■ GIVEN TASK:
Report each line of the data that has "AlGaAs" somewhere in it.

■ STORED DATA:

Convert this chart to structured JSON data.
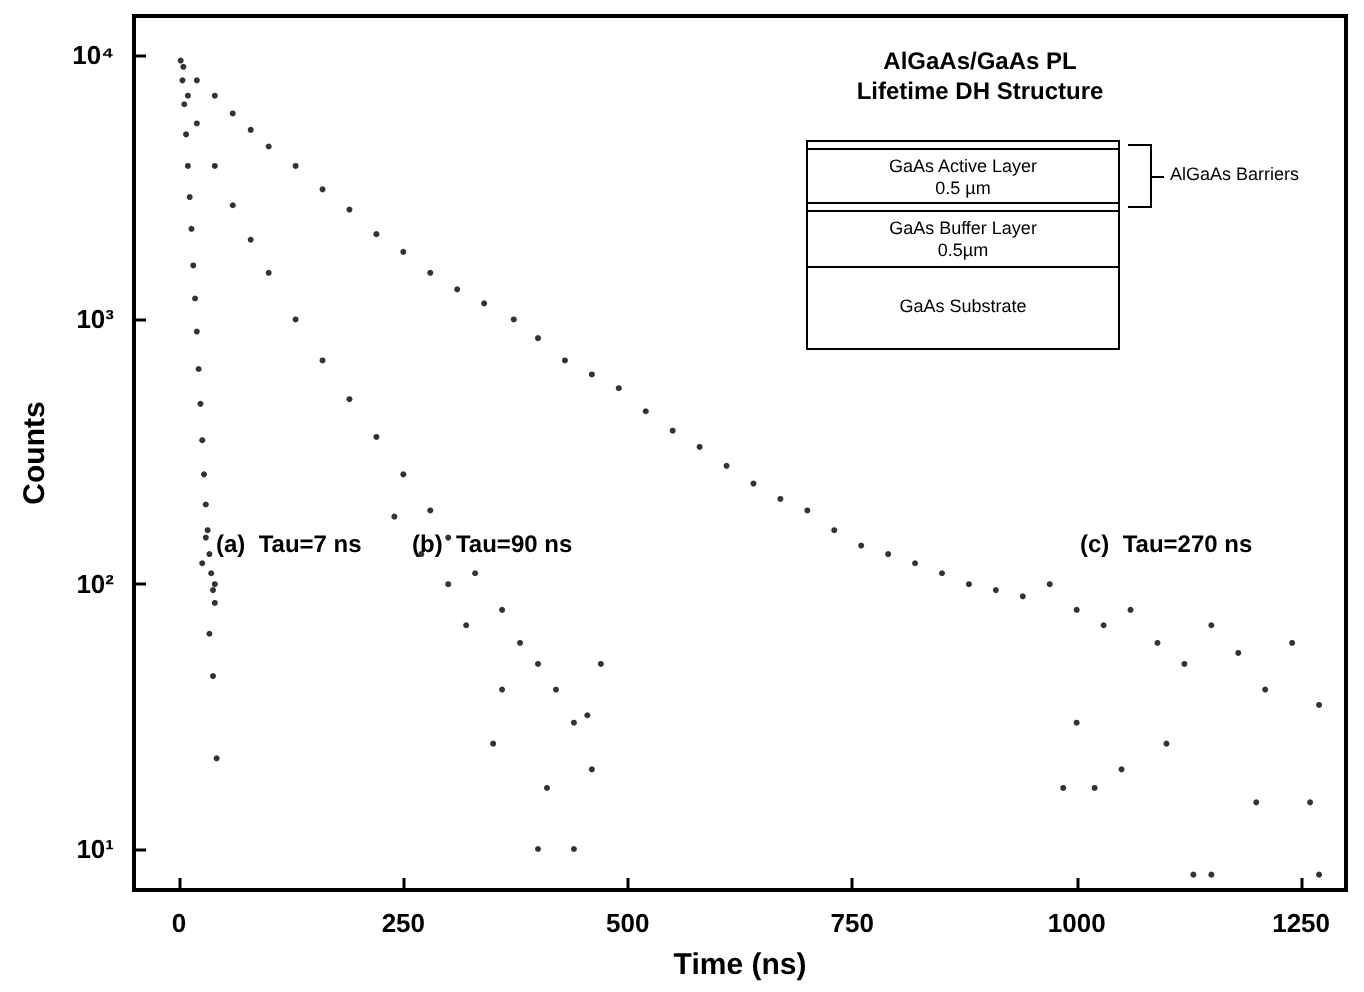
{
  "chart_data": {
    "type": "scatter",
    "title": "AlGaAs/GaAs PL\nLifetime DH Structure",
    "xlabel": "Time (ns)",
    "ylabel": "Counts",
    "log": "y",
    "grid": false,
    "marker": "circle",
    "xlim": [
      -50,
      1300
    ],
    "xticks": [
      0,
      250,
      500,
      750,
      1000,
      1250
    ],
    "ylim": [
      7,
      14000
    ],
    "yticks": [
      {
        "value": 10,
        "label": "10¹"
      },
      {
        "value": 100,
        "label": "10²"
      },
      {
        "value": 1000,
        "label": "10³"
      },
      {
        "value": 10000,
        "label": "10⁴"
      }
    ],
    "annotations": [
      "(a)  Tau=7 ns",
      "(b)  Tau=90 ns",
      "(c)  Tau=270 ns",
      "GaAs Active Layer",
      "0.5 µm",
      "GaAs Buffer Layer",
      "0.5µm",
      "GaAs Substrate",
      "AlGaAs Barriers"
    ],
    "series": [
      {
        "color": "#000000",
        "x": [
          2,
          4,
          6,
          8,
          10,
          12,
          14,
          16,
          18,
          20,
          22,
          24,
          26,
          28,
          30,
          32,
          34,
          36,
          38,
          40,
          26,
          34,
          38,
          42,
          30,
          40
        ],
        "values": [
          9500,
          8000,
          6500,
          5000,
          3800,
          2900,
          2200,
          1600,
          1200,
          900,
          650,
          480,
          350,
          260,
          200,
          160,
          130,
          110,
          95,
          85,
          120,
          65,
          45,
          22,
          150,
          100
        ]
      },
      {
        "color": "#000000",
        "x": [
          10,
          20,
          40,
          60,
          80,
          100,
          130,
          160,
          190,
          220,
          250,
          280,
          300,
          330,
          360,
          380,
          400,
          420,
          440,
          460,
          470,
          400,
          440,
          350,
          320,
          300,
          270,
          240,
          410,
          360,
          455
        ],
        "values": [
          7000,
          5500,
          3800,
          2700,
          2000,
          1500,
          1000,
          700,
          500,
          360,
          260,
          190,
          150,
          110,
          80,
          60,
          50,
          40,
          30,
          20,
          50,
          10,
          10,
          25,
          70,
          100,
          130,
          180,
          17,
          40,
          32
        ]
      },
      {
        "color": "#000000",
        "x": [
          5,
          20,
          40,
          60,
          80,
          100,
          130,
          160,
          190,
          220,
          250,
          280,
          310,
          340,
          373,
          400,
          430,
          460,
          490,
          520,
          550,
          580,
          610,
          640,
          670,
          700,
          730,
          760,
          790,
          820,
          850,
          880,
          910,
          940,
          970,
          1000,
          1030,
          1060,
          1090,
          1120,
          1150,
          1180,
          1210,
          1240,
          1270,
          1000,
          1050,
          1100,
          1130,
          1150,
          1270,
          1200,
          1260,
          985,
          1020
        ],
        "values": [
          9000,
          8000,
          7000,
          6000,
          5200,
          4500,
          3800,
          3100,
          2600,
          2100,
          1800,
          1500,
          1300,
          1150,
          1000,
          850,
          700,
          620,
          550,
          450,
          380,
          330,
          280,
          240,
          210,
          190,
          160,
          140,
          130,
          120,
          110,
          100,
          95,
          90,
          100,
          80,
          70,
          80,
          60,
          50,
          70,
          55,
          40,
          60,
          35,
          30,
          20,
          25,
          8,
          8,
          8,
          15,
          15,
          17,
          17
        ]
      }
    ]
  }
}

■ SOLUTION TO THE EXERCISE:
    "title": "AlGaAs/GaAs PL\nLifetime DH Structure",
      "AlGaAs Barriers"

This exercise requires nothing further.